GOAL:
Copy the stretch of data below from its start through the line containing "node-label: Peripheral — [46, 348, 160, 377]", with both ends included, and reproduce each line with no changes.

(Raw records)
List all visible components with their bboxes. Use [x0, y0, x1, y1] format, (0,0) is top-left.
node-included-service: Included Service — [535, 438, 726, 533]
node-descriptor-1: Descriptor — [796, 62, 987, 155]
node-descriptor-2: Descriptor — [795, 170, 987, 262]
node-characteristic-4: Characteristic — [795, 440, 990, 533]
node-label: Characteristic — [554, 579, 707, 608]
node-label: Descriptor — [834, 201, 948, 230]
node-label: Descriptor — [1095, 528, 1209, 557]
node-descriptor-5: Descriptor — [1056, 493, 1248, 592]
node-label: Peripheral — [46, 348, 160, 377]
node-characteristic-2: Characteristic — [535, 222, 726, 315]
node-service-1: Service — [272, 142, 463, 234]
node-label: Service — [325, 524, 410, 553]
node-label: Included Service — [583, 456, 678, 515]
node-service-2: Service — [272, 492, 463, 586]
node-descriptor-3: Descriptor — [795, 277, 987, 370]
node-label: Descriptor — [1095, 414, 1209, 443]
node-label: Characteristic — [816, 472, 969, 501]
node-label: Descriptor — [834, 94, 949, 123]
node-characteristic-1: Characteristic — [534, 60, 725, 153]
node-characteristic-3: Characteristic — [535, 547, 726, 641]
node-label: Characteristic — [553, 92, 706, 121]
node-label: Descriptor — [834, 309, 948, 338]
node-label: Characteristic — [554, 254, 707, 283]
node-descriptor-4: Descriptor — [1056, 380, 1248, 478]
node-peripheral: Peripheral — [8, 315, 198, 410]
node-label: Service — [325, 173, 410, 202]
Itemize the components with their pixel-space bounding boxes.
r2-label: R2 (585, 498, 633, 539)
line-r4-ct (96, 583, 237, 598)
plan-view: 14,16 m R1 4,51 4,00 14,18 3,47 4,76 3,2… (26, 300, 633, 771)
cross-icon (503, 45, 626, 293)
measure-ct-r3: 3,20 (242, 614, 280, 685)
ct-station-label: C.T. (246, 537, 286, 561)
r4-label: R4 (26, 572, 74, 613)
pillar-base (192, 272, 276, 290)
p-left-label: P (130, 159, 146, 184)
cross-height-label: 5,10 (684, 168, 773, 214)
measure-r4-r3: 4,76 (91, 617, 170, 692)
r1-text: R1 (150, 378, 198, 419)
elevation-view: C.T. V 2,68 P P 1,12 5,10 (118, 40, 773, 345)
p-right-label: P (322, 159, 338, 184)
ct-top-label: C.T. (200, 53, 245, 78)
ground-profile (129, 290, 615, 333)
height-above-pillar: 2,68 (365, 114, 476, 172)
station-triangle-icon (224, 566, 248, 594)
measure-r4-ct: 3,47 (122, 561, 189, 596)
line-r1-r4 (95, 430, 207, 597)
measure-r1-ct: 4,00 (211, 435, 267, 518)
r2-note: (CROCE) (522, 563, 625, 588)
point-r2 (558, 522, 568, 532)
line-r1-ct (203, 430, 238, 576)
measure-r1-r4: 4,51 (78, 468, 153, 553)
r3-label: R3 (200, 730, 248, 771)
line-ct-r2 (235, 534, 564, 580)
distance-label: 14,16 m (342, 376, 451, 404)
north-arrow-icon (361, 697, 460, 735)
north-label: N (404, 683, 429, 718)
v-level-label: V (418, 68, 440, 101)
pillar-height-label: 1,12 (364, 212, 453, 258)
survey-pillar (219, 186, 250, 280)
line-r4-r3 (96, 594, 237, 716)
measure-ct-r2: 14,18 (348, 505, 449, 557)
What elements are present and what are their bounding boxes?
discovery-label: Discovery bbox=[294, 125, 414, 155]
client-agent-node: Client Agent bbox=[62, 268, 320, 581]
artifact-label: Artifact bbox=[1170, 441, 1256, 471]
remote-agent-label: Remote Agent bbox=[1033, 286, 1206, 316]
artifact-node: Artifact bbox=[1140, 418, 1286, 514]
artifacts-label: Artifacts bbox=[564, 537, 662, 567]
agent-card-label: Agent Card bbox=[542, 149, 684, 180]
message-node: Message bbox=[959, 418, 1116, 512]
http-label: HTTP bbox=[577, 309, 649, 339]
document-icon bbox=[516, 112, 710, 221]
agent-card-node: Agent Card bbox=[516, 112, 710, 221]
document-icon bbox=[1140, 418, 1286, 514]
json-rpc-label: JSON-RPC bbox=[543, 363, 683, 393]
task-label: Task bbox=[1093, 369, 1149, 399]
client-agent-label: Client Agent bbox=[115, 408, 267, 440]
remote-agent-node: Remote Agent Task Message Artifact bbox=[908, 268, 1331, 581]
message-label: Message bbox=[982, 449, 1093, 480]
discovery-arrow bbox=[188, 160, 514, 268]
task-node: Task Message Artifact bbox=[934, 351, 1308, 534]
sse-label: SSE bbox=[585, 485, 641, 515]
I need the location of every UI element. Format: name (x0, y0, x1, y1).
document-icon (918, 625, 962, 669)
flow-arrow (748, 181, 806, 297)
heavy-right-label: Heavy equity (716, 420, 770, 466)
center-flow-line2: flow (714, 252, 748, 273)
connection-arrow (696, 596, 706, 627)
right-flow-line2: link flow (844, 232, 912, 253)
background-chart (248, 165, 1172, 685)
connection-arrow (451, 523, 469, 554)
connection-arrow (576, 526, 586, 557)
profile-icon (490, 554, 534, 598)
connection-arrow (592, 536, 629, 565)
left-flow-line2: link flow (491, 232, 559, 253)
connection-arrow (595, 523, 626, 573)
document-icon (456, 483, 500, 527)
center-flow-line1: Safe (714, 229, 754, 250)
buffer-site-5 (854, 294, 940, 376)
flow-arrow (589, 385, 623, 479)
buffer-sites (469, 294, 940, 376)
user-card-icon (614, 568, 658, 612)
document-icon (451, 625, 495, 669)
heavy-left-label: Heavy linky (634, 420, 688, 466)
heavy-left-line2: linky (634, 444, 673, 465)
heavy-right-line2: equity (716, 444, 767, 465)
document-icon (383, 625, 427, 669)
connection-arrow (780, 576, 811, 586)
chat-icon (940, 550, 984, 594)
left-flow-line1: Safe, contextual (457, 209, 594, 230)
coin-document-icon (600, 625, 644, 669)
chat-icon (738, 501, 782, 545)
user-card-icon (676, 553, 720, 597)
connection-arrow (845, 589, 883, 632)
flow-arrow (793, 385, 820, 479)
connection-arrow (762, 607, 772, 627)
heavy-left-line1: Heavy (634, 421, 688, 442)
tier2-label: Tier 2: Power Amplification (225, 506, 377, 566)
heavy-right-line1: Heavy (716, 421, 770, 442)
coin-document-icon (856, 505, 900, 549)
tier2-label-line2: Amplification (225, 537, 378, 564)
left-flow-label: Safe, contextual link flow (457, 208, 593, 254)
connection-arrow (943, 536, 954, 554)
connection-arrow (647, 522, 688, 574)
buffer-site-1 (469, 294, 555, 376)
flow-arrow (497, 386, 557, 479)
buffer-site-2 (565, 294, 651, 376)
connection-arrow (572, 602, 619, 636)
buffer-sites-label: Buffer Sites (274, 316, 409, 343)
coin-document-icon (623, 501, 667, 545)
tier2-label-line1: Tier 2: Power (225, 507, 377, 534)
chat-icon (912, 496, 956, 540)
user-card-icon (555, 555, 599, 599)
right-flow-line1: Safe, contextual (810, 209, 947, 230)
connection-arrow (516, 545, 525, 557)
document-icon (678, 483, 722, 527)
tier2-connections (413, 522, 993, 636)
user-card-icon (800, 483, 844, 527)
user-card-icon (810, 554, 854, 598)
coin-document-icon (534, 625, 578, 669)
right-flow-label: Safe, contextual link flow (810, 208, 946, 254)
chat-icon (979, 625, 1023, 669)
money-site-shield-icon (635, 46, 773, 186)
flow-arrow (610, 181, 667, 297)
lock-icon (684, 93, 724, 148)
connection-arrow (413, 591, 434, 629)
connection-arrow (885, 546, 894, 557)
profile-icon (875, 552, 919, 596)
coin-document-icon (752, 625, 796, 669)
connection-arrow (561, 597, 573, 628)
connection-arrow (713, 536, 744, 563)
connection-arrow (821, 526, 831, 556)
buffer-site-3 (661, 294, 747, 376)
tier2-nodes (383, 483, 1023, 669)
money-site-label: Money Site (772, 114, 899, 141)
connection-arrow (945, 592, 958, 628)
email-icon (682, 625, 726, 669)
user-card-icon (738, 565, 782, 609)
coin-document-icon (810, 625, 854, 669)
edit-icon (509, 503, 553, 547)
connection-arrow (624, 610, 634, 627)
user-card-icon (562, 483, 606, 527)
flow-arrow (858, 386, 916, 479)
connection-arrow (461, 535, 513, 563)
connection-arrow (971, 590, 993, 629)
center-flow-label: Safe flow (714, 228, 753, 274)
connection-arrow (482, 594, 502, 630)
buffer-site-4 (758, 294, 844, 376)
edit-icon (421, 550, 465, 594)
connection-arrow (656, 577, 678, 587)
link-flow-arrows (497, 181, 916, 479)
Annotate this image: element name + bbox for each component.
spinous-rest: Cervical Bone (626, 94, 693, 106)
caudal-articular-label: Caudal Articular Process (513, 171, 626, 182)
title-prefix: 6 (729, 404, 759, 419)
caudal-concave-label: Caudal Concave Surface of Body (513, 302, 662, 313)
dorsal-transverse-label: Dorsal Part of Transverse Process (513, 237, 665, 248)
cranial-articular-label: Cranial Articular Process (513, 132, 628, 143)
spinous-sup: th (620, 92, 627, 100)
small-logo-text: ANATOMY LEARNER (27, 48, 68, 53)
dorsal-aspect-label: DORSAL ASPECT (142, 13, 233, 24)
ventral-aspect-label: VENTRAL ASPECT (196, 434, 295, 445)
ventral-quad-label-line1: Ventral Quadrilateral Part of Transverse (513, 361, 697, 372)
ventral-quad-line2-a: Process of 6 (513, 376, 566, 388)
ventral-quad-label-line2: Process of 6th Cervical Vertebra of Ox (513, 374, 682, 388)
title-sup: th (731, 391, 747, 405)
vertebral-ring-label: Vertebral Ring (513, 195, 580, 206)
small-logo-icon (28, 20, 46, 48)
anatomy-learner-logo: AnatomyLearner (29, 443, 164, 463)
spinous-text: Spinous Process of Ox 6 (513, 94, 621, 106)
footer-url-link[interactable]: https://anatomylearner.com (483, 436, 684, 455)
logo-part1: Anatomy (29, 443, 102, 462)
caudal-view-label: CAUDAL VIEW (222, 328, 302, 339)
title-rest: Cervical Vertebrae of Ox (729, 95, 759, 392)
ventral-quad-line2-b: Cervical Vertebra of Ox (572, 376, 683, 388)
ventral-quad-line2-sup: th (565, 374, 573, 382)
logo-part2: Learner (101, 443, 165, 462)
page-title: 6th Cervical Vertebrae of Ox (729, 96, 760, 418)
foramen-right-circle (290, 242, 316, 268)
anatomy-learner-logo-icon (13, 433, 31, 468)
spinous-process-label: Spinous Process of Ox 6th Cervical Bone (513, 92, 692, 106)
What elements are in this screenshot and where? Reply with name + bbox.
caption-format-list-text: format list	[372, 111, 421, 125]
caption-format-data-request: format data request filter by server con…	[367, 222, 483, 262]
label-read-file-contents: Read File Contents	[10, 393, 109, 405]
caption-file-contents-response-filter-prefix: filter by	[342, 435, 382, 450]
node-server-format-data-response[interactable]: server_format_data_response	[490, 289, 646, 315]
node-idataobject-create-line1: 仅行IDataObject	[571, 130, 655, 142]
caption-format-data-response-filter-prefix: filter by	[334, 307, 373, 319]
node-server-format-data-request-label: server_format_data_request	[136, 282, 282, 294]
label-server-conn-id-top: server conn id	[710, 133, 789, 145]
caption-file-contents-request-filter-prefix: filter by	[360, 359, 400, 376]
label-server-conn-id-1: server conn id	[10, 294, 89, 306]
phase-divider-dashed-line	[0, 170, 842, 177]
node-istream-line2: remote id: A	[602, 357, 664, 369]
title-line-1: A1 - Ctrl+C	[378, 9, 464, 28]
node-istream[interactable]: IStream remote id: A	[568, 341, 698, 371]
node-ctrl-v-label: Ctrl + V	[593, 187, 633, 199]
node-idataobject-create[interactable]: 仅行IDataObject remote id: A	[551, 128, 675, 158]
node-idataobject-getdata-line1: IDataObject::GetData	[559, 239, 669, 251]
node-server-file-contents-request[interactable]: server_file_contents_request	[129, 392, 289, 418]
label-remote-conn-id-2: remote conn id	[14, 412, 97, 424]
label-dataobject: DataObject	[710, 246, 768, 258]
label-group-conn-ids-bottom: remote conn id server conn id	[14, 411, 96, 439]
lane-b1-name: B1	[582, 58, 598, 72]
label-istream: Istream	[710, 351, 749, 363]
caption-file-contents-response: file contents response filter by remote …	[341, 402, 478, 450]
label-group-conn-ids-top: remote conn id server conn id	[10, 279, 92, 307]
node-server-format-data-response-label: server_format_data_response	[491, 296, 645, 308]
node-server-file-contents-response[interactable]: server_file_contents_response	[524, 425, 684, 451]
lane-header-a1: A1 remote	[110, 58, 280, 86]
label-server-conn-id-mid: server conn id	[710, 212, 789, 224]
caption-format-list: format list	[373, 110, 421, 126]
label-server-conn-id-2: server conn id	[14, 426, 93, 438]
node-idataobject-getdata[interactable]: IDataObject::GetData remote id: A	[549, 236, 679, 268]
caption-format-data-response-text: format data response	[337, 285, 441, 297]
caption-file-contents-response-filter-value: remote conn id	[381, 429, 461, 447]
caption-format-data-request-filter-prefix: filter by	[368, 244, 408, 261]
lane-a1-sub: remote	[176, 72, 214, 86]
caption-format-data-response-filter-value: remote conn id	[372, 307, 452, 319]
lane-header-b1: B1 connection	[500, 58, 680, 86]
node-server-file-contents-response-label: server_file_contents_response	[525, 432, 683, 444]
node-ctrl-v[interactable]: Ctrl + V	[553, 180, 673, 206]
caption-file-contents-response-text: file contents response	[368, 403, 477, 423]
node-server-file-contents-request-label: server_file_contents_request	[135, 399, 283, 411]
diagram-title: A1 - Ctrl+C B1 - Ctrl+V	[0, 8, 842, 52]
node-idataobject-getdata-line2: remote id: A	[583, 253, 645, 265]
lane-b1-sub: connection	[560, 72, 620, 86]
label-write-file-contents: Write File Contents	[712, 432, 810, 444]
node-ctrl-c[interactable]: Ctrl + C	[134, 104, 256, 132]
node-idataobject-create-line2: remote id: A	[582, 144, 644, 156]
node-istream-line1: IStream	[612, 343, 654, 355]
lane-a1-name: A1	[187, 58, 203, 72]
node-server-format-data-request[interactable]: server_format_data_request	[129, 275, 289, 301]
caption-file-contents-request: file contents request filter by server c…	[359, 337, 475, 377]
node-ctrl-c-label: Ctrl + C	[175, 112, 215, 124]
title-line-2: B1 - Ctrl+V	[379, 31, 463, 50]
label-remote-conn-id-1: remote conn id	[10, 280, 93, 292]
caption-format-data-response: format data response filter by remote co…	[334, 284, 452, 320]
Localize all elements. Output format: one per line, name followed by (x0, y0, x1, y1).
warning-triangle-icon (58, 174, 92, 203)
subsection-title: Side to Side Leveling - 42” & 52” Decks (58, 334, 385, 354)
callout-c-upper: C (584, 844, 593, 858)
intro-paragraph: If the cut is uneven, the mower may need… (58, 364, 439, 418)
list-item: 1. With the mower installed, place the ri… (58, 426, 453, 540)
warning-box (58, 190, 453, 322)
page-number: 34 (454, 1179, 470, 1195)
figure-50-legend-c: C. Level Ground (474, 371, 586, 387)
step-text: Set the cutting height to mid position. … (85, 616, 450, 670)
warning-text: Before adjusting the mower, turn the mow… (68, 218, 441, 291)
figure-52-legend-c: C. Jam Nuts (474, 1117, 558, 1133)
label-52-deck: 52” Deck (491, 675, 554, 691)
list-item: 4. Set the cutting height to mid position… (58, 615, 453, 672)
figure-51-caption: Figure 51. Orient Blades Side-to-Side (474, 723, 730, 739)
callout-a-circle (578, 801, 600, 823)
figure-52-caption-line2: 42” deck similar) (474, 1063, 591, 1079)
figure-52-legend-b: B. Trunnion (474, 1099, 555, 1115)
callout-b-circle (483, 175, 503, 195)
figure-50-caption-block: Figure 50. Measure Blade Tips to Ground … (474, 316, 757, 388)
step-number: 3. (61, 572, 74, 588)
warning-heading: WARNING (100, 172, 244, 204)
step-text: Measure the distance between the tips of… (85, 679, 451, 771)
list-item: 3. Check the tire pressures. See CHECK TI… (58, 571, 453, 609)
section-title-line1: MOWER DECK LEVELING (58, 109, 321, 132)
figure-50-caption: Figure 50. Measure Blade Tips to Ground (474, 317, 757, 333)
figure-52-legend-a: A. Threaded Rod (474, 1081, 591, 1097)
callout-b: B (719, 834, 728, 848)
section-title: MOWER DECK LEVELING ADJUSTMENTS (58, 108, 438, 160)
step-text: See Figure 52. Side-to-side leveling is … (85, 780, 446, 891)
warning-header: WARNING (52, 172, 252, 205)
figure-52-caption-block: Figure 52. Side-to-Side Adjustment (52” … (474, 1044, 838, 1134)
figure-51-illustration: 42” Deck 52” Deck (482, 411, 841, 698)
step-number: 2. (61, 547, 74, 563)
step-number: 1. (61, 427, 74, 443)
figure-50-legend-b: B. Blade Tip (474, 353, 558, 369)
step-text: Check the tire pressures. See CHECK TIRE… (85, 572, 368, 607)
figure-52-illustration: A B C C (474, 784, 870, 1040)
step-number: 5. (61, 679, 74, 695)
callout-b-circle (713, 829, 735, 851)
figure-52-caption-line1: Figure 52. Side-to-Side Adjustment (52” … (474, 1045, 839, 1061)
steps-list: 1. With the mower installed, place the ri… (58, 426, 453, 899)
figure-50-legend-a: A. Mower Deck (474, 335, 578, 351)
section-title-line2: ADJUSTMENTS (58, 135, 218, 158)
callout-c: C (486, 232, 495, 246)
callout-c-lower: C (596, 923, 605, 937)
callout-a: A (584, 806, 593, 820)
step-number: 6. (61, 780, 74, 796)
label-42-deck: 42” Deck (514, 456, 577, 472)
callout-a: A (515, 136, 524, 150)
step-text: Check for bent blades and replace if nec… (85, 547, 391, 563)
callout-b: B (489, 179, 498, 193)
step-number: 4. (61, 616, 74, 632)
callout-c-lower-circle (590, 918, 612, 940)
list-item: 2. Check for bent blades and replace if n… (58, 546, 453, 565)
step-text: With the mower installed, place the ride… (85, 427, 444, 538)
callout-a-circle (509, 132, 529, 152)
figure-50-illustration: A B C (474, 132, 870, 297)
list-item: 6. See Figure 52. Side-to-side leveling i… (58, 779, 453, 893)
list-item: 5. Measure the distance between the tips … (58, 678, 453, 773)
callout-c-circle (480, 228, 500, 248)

EXERCISE RESPONSE:
List all visible components with their bboxes. Use [x0, y0, x1, y1] format, (0,0) is top-left.
node-included-service: Included Service — [535, 438, 726, 533]
node-descriptor-1: Descriptor — [796, 62, 987, 155]
node-descriptor-2: Descriptor — [795, 170, 987, 262]
node-characteristic-4: Characteristic — [795, 440, 990, 533]
node-label: Characteristic — [554, 579, 707, 608]
node-label: Descriptor — [834, 201, 948, 230]
node-label: Descriptor — [1095, 528, 1209, 557]
node-descriptor-5: Descriptor — [1056, 493, 1248, 592]
node-label: Peripheral — [46, 348, 160, 377]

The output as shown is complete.